What is asked:
Omit every picture while repeating the entries exactly.

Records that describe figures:
::::

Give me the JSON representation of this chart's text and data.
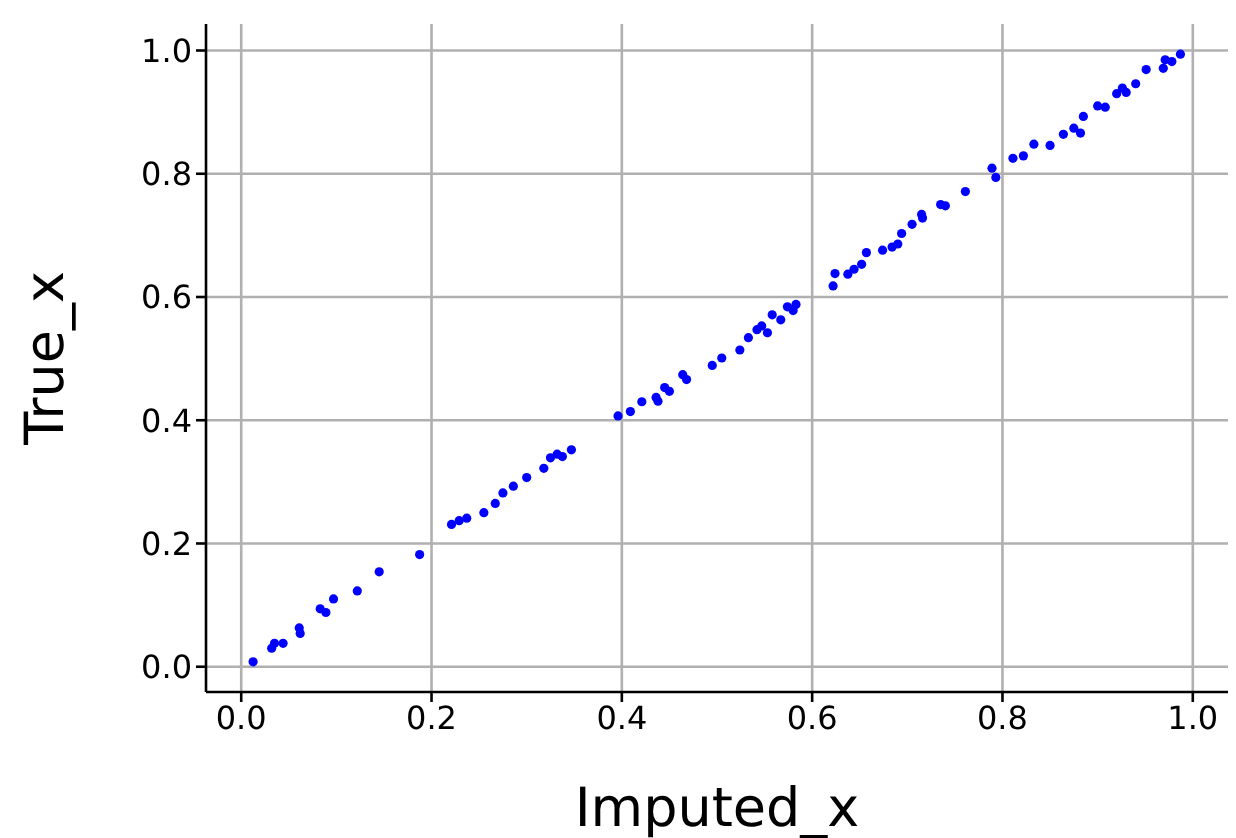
{
  "chart_data": {
    "type": "scatter",
    "xlabel": "Imputed_x",
    "ylabel": "True_x",
    "marker": "circle",
    "grid": true,
    "xlim": [
      -0.037,
      1.037
    ],
    "ylim": [
      -0.041,
      1.043
    ],
    "xticks": [
      {
        "value": 0,
        "label": "0.0"
      },
      {
        "value": 0.2,
        "label": "0.2"
      },
      {
        "value": 0.4,
        "label": "0.4"
      },
      {
        "value": 0.6,
        "label": "0.6"
      },
      {
        "value": 0.8,
        "label": "0.8"
      },
      {
        "value": 1,
        "label": "1.0"
      }
    ],
    "yticks": [
      {
        "value": 0,
        "label": "0.0"
      },
      {
        "value": 0.2,
        "label": "0.2"
      },
      {
        "value": 0.4,
        "label": "0.4"
      },
      {
        "value": 0.6,
        "label": "0.6"
      },
      {
        "value": 0.8,
        "label": "0.8"
      },
      {
        "value": 1,
        "label": "1.0"
      }
    ],
    "series": [
      {
        "color": "#0000ff",
        "x": [
          0.0125,
          0.032,
          0.035,
          0.044,
          0.061,
          0.062,
          0.083,
          0.089,
          0.097,
          0.122,
          0.145,
          0.1875,
          0.221,
          0.229,
          0.237,
          0.255,
          0.267,
          0.275,
          0.286,
          0.3,
          0.318,
          0.325,
          0.332,
          0.3375,
          0.347,
          0.396,
          0.409,
          0.421,
          0.436,
          0.438,
          0.445,
          0.45,
          0.464,
          0.468,
          0.495,
          0.505,
          0.524,
          0.533,
          0.542,
          0.547,
          0.553,
          0.558,
          0.567,
          0.574,
          0.58,
          0.583,
          0.622,
          0.624,
          0.6375,
          0.644,
          0.652,
          0.657,
          0.674,
          0.684,
          0.69,
          0.694,
          0.705,
          0.715,
          0.716,
          0.735,
          0.74,
          0.761,
          0.789,
          0.793,
          0.811,
          0.822,
          0.833,
          0.85,
          0.864,
          0.875,
          0.882,
          0.885,
          0.9,
          0.908,
          0.92,
          0.926,
          0.93,
          0.94,
          0.951,
          0.969,
          0.971,
          0.978,
          0.987
        ],
        "values": [
          0.008,
          0.03,
          0.038,
          0.038,
          0.063,
          0.054,
          0.094,
          0.088,
          0.11,
          0.123,
          0.154,
          0.182,
          0.231,
          0.237,
          0.241,
          0.25,
          0.265,
          0.282,
          0.293,
          0.307,
          0.322,
          0.339,
          0.345,
          0.341,
          0.352,
          0.407,
          0.414,
          0.43,
          0.437,
          0.431,
          0.453,
          0.447,
          0.474,
          0.466,
          0.489,
          0.501,
          0.514,
          0.534,
          0.547,
          0.553,
          0.542,
          0.571,
          0.563,
          0.584,
          0.578,
          0.588,
          0.618,
          0.638,
          0.637,
          0.645,
          0.653,
          0.672,
          0.676,
          0.681,
          0.686,
          0.703,
          0.718,
          0.734,
          0.728,
          0.75,
          0.748,
          0.771,
          0.809,
          0.794,
          0.825,
          0.829,
          0.848,
          0.846,
          0.864,
          0.874,
          0.866,
          0.893,
          0.91,
          0.908,
          0.93,
          0.939,
          0.932,
          0.946,
          0.969,
          0.971,
          0.985,
          0.982,
          0.994
        ]
      }
    ]
  }
}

::::

Exercise result:
Give me the JSON representation of this chart's text and data.
{
  "chart_data": {
    "type": "scatter",
    "xlabel": "Imputed_x",
    "ylabel": "True_x",
    "marker": "circle",
    "grid": true,
    "xlim": [
      -0.037,
      1.037
    ],
    "ylim": [
      -0.041,
      1.043
    ],
    "xticks": [
      {
        "value": 0,
        "label": "0.0"
      },
      {
        "value": 0.2,
        "label": "0.2"
      },
      {
        "value": 0.4,
        "label": "0.4"
      },
      {
        "value": 0.6,
        "label": "0.6"
      },
      {
        "value": 0.8,
        "label": "0.8"
      },
      {
        "value": 1,
        "label": "1.0"
      }
    ],
    "yticks": [
      {
        "value": 0,
        "label": "0.0"
      },
      {
        "value": 0.2,
        "label": "0.2"
      },
      {
        "value": 0.4,
        "label": "0.4"
      },
      {
        "value": 0.6,
        "label": "0.6"
      },
      {
        "value": 0.8,
        "label": "0.8"
      },
      {
        "value": 1,
        "label": "1.0"
      }
    ],
    "series": [
      {
        "color": "#0000ff",
        "x": [
          0.0125,
          0.032,
          0.035,
          0.044,
          0.061,
          0.062,
          0.083,
          0.089,
          0.097,
          0.122,
          0.145,
          0.1875,
          0.221,
          0.229,
          0.237,
          0.255,
          0.267,
          0.275,
          0.286,
          0.3,
          0.318,
          0.325,
          0.332,
          0.3375,
          0.347,
          0.396,
          0.409,
          0.421,
          0.436,
          0.438,
          0.445,
          0.45,
          0.464,
          0.468,
          0.495,
          0.505,
          0.524,
          0.533,
          0.542,
          0.547,
          0.553,
          0.558,
          0.567,
          0.574,
          0.58,
          0.583,
          0.622,
          0.624,
          0.6375,
          0.644,
          0.652,
          0.657,
          0.674,
          0.684,
          0.69,
          0.694,
          0.705,
          0.715,
          0.716,
          0.735,
          0.74,
          0.761,
          0.789,
          0.793,
          0.811,
          0.822,
          0.833,
          0.85,
          0.864,
          0.875,
          0.882,
          0.885,
          0.9,
          0.908,
          0.92,
          0.926,
          0.93,
          0.94,
          0.951,
          0.969,
          0.971,
          0.978,
          0.987
        ],
        "values": [
          0.008,
          0.03,
          0.038,
          0.038,
          0.063,
          0.054,
          0.094,
          0.088,
          0.11,
          0.123,
          0.154,
          0.182,
          0.231,
          0.237,
          0.241,
          0.25,
          0.265,
          0.282,
          0.293,
          0.307,
          0.322,
          0.339,
          0.345,
          0.341,
          0.352,
          0.407,
          0.414,
          0.43,
          0.437,
          0.431,
          0.453,
          0.447,
          0.474,
          0.466,
          0.489,
          0.501,
          0.514,
          0.534,
          0.547,
          0.553,
          0.542,
          0.571,
          0.563,
          0.584,
          0.578,
          0.588,
          0.618,
          0.638,
          0.637,
          0.645,
          0.653,
          0.672,
          0.676,
          0.681,
          0.686,
          0.703,
          0.718,
          0.734,
          0.728,
          0.75,
          0.748,
          0.771,
          0.809,
          0.794,
          0.825,
          0.829,
          0.848,
          0.846,
          0.864,
          0.874,
          0.866,
          0.893,
          0.91,
          0.908,
          0.93,
          0.939,
          0.932,
          0.946,
          0.969,
          0.971,
          0.985,
          0.982,
          0.994
        ]
      }
    ]
  }
}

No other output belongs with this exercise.